§ **Problem description**
Restate the full set of records exactly, without adding or dropping a word.

§ **Data for the task**
________________________________________
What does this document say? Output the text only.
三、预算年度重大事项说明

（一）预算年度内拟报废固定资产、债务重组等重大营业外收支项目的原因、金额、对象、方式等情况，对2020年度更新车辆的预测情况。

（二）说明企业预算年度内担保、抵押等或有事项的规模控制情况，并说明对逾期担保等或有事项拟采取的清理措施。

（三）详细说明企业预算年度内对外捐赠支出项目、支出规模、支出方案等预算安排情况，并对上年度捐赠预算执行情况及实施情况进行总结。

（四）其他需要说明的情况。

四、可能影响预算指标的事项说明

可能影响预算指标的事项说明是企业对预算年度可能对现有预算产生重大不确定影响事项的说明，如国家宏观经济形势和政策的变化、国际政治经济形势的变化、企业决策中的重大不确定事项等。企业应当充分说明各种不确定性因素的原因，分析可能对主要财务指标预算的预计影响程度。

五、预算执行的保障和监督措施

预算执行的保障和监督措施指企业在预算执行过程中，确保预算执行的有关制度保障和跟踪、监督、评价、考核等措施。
________________________________________
§ **Result below**
What does this document say? Output the text only.
三、预算年度重大事项说明

（一）预算年度内拟报废固定资产、债务重组等重大营业外收支项目的原因、金额、对象、方式等情况，对2020年度更新车辆的预测情况。

（二）说明企业预算年度内担保、抵押等或有事项的规模控制情况，并说明对逾期担保等或有事项拟采取的清理措施。

（三）详细说明企业预算年度内对外捐赠支出项目、支出规模、支出方案等预算安排情况，并对上年度捐赠预算执行情况及实施情况进行总结。

（四）其他需要说明的情况。

四、可能影响预算指标的事项说明

可能影响预算指标的事项说明是企业对预算年度可能对现有预算产生重大不确定影响事项的说明，如国家宏观经济形势和政策的变化、国际政治经济形势的变化、企业决策中的重大不确定事项等。企业应当充分说明各种不确定性因素的原因，分析可能对主要财务指标预算的预计影响程度。

五、预算执行的保障和监督措施

预算执行的保障和监督措施指企业在预算执行过程中，确保预算执行的有关制度保障和跟踪、监督、评价、考核等措施。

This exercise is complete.